Some records
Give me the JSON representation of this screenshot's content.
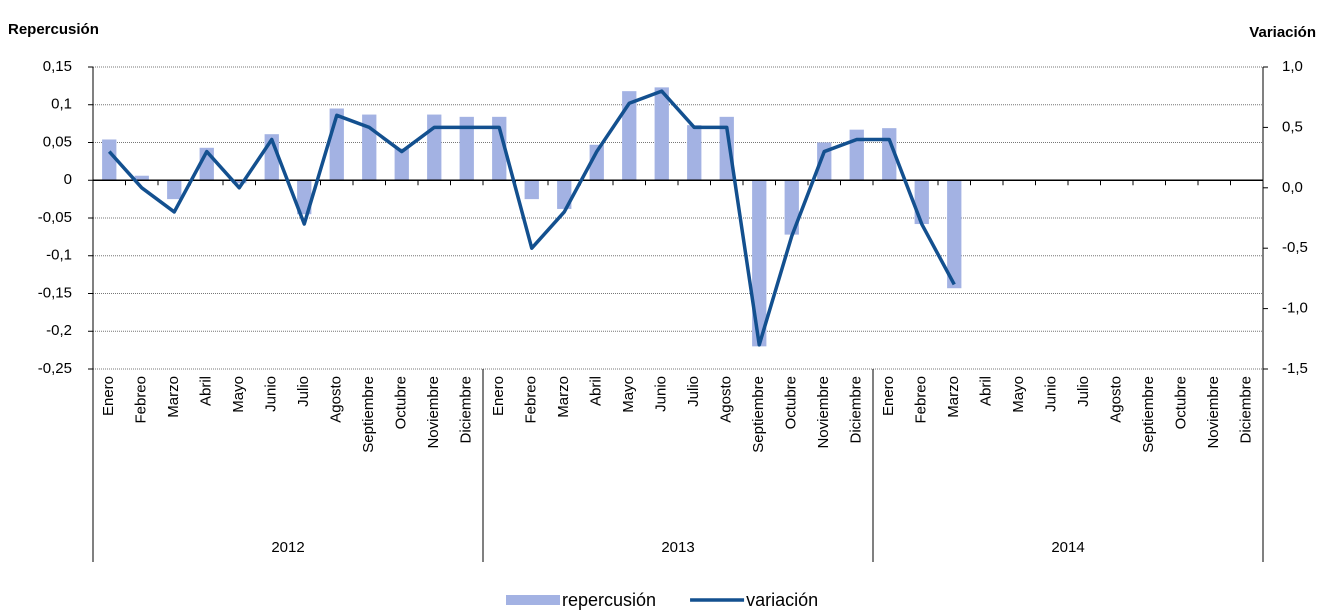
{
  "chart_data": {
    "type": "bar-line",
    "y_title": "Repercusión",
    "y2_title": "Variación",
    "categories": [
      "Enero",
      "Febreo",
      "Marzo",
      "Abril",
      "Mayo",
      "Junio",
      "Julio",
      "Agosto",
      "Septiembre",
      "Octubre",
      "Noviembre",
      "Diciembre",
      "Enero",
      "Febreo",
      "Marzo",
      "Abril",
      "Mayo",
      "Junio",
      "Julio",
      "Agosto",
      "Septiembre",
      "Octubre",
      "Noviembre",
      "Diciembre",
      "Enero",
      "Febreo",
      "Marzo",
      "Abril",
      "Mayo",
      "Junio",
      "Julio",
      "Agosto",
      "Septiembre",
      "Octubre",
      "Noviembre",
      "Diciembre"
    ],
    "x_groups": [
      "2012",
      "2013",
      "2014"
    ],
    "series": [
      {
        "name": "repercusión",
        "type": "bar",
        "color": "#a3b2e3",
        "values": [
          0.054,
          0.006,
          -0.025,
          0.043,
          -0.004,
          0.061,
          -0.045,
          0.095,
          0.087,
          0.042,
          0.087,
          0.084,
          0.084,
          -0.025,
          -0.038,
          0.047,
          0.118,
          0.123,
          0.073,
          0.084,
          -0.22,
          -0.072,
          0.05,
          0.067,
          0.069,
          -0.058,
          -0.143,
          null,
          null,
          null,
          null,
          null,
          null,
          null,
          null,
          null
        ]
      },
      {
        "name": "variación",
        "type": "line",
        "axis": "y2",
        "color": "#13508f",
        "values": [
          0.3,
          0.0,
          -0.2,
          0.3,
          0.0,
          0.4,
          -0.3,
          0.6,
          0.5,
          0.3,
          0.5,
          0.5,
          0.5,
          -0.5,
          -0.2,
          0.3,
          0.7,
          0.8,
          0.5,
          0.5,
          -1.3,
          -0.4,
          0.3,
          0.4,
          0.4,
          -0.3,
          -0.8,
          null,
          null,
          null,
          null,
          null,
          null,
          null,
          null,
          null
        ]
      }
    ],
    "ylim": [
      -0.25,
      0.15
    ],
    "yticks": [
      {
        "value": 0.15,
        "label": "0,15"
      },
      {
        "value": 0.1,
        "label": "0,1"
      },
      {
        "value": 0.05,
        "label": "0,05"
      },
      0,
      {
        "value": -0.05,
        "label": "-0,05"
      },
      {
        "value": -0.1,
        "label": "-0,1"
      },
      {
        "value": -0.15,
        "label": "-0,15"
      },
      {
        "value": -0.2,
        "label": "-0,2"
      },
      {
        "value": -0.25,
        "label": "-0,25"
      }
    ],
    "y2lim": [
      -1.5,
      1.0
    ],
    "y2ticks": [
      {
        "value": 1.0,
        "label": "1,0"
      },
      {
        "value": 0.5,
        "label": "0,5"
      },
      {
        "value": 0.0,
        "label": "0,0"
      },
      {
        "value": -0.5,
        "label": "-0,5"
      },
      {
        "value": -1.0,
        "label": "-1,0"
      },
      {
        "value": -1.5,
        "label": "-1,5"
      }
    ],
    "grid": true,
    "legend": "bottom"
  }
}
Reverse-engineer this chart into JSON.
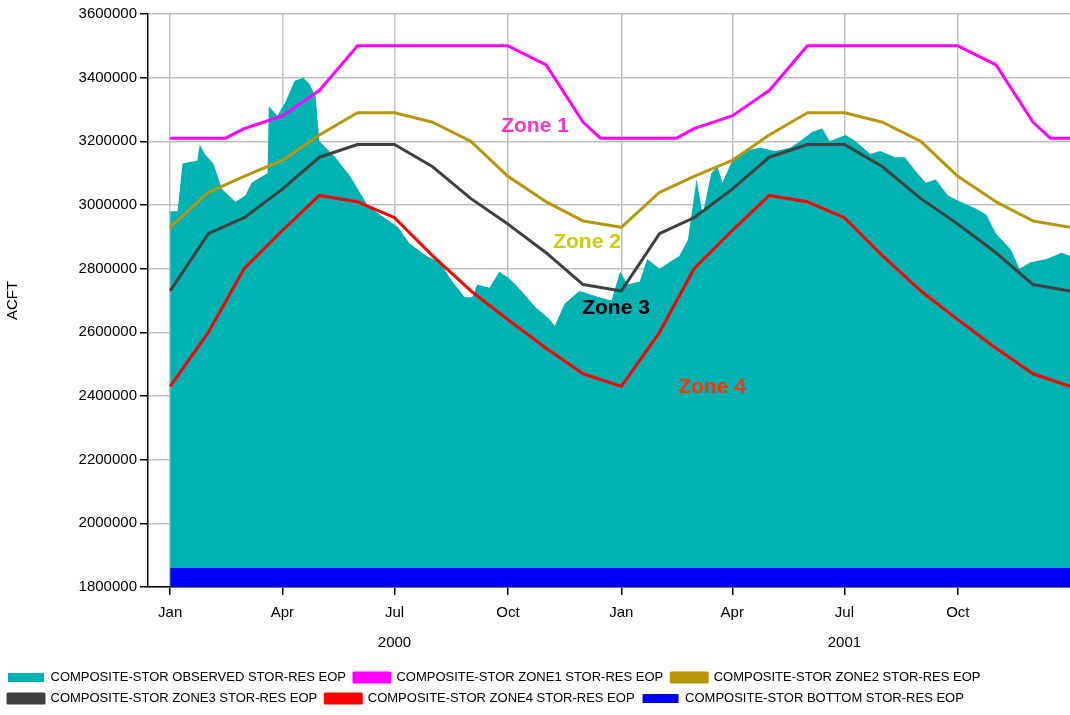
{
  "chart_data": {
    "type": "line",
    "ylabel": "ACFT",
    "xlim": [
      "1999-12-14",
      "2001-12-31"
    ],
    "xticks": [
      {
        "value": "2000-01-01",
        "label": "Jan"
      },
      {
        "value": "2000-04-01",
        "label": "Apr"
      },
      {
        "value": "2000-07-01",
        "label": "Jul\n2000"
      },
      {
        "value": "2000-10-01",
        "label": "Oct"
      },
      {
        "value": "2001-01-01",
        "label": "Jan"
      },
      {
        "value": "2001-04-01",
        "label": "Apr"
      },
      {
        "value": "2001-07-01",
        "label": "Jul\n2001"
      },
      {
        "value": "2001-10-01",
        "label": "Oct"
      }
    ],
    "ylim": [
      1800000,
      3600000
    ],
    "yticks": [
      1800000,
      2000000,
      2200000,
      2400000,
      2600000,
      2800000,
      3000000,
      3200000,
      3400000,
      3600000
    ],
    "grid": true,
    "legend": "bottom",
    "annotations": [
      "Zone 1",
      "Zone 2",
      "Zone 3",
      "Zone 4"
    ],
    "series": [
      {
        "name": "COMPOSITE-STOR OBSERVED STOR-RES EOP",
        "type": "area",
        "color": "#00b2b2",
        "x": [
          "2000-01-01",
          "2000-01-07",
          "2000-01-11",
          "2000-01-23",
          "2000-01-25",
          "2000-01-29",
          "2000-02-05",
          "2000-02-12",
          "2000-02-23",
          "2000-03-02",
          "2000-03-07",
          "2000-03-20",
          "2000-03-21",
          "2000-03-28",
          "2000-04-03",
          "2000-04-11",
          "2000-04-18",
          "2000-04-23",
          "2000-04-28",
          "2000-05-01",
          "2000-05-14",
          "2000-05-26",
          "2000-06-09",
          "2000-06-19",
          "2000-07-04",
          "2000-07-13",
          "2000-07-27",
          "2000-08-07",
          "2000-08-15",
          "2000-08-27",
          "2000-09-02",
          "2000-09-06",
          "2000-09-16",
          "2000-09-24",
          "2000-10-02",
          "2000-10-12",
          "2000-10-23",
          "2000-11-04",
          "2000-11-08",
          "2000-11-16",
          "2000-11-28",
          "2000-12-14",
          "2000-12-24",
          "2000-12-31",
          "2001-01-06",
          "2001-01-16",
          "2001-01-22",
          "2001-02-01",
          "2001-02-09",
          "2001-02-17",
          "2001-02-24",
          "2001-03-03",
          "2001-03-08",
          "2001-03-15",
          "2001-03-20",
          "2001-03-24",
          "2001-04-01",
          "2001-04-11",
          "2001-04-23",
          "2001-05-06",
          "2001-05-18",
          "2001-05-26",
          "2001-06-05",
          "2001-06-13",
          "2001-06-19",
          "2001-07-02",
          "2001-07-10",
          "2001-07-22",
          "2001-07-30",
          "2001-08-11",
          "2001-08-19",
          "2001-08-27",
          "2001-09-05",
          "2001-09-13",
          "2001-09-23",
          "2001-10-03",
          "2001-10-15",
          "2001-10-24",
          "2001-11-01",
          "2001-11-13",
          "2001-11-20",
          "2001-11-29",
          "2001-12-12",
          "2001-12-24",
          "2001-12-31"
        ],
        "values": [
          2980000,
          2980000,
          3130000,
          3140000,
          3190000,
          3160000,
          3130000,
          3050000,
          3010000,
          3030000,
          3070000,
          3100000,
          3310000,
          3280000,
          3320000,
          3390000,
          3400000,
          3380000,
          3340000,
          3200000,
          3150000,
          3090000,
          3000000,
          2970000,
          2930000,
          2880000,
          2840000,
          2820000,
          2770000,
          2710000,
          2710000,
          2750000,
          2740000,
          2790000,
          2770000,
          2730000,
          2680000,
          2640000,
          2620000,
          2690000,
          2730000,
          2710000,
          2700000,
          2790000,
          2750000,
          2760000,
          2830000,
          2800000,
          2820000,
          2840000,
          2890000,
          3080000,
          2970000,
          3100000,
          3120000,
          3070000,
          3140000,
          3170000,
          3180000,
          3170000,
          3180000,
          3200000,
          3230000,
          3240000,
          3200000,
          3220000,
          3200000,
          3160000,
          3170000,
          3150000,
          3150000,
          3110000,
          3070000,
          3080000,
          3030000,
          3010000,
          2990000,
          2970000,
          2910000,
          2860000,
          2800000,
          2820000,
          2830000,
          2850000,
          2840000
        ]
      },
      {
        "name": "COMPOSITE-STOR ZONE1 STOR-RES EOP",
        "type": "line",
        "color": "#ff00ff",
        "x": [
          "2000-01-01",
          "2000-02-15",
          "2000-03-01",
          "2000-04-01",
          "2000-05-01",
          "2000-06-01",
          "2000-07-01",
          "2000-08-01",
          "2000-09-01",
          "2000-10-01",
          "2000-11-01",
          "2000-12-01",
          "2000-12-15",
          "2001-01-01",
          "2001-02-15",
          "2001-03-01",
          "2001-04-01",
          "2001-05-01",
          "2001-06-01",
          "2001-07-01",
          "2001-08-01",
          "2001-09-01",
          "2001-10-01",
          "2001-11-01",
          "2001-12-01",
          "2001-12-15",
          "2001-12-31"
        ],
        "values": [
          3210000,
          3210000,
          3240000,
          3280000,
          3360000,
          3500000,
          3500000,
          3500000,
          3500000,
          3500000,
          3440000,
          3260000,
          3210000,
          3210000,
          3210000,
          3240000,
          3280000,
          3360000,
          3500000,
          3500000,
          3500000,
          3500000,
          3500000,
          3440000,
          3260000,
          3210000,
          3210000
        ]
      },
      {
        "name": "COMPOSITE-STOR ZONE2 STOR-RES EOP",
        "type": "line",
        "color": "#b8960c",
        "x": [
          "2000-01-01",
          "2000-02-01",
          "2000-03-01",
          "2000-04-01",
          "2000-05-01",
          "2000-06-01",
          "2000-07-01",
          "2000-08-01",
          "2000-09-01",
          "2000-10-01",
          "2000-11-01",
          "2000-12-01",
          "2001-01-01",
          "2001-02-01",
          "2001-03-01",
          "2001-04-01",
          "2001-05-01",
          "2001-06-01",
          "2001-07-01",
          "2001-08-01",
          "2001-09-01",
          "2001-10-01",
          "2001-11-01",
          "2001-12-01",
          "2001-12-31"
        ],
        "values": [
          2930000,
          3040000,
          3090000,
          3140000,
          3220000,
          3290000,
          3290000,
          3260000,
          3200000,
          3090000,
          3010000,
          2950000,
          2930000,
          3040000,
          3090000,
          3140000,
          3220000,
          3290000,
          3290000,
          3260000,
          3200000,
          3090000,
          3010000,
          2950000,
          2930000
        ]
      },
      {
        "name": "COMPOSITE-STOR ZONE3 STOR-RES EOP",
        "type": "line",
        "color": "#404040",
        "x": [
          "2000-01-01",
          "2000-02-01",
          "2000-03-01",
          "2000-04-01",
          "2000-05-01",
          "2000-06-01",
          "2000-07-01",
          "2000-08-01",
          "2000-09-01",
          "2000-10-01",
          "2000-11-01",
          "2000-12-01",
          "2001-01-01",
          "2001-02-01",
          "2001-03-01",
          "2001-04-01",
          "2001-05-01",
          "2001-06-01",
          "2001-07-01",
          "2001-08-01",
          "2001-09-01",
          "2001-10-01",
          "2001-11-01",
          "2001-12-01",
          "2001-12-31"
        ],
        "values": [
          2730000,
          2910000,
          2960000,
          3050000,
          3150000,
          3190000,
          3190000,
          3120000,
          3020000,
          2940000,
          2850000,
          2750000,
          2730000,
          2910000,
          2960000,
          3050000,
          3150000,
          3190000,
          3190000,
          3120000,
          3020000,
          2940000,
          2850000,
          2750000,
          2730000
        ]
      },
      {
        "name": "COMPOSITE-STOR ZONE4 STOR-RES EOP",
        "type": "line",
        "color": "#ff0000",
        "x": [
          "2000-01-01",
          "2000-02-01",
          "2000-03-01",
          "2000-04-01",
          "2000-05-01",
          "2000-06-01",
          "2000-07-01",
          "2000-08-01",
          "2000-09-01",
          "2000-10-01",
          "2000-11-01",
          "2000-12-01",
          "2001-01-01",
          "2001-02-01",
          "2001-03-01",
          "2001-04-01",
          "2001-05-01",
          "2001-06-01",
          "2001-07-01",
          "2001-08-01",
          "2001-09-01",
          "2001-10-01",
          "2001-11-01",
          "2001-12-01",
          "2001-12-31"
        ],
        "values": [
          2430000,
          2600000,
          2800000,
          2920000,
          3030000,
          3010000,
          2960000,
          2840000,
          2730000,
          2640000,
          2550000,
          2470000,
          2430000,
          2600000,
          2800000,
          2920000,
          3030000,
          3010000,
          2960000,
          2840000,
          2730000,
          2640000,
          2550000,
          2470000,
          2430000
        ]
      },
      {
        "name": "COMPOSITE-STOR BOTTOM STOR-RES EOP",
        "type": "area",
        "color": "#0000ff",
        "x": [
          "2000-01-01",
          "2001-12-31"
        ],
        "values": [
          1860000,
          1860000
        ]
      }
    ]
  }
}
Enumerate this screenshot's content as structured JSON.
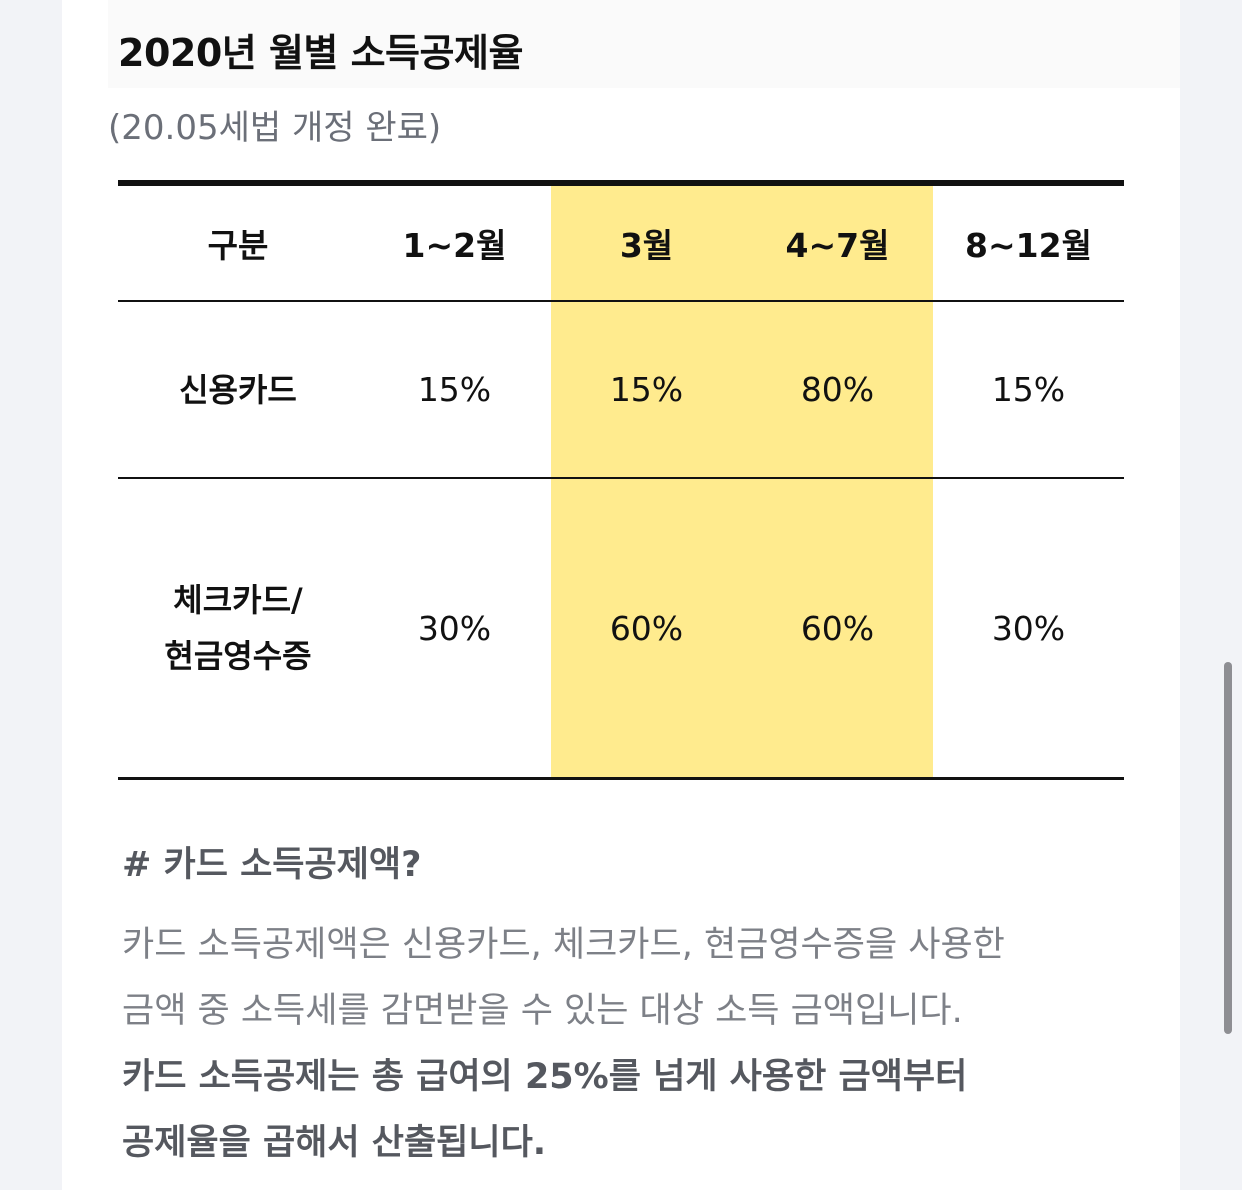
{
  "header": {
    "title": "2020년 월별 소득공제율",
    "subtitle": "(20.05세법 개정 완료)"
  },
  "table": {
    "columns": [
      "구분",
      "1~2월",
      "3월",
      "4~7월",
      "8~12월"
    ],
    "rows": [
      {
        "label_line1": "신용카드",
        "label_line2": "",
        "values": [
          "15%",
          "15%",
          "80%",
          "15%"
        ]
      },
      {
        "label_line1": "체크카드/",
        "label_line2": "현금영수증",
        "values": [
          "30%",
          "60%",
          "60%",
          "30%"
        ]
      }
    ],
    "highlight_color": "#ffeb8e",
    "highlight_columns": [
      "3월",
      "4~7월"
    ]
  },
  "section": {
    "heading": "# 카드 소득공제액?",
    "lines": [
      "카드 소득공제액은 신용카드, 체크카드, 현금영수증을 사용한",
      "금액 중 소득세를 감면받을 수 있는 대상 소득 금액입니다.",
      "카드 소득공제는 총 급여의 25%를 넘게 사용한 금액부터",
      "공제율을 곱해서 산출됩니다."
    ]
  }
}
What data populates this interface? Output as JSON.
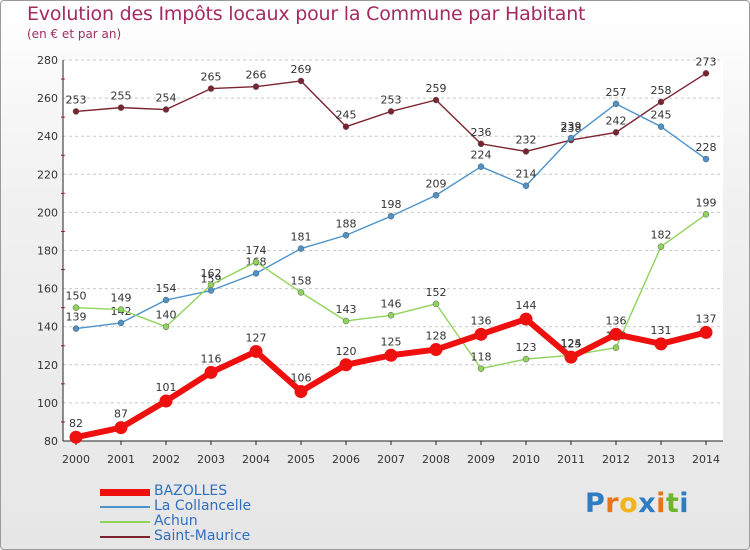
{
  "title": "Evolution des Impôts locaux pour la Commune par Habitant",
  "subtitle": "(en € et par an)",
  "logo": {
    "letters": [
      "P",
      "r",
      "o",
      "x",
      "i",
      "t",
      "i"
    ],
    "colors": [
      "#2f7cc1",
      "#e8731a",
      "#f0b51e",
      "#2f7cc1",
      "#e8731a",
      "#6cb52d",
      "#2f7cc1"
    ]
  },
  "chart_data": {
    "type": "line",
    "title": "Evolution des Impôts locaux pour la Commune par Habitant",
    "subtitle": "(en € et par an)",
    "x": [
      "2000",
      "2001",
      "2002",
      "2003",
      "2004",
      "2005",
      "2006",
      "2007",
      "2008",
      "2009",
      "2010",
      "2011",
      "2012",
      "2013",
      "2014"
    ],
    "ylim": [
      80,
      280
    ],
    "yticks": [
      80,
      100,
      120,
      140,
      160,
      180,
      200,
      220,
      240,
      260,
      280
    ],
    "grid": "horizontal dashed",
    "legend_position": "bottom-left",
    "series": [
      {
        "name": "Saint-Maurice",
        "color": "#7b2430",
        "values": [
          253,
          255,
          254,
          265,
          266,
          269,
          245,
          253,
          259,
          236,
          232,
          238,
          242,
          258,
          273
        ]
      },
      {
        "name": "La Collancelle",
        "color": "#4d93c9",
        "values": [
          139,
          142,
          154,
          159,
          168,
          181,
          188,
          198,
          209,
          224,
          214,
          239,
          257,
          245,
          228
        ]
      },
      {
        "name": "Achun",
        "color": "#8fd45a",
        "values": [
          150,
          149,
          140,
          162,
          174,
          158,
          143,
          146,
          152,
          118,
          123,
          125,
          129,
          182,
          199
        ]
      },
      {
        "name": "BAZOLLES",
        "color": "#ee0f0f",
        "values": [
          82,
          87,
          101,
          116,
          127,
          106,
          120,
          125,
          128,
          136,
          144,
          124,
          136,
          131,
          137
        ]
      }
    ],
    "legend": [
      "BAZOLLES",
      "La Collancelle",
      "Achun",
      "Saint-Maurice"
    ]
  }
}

### WHAT IS ASKED
Note every line above where the string "screenshot" shows up, and copy those lines.

### RIGHT ANSWER
Give me the JSON representation of this screenshot's content.
Enumerate this screenshot's content as structured JSON.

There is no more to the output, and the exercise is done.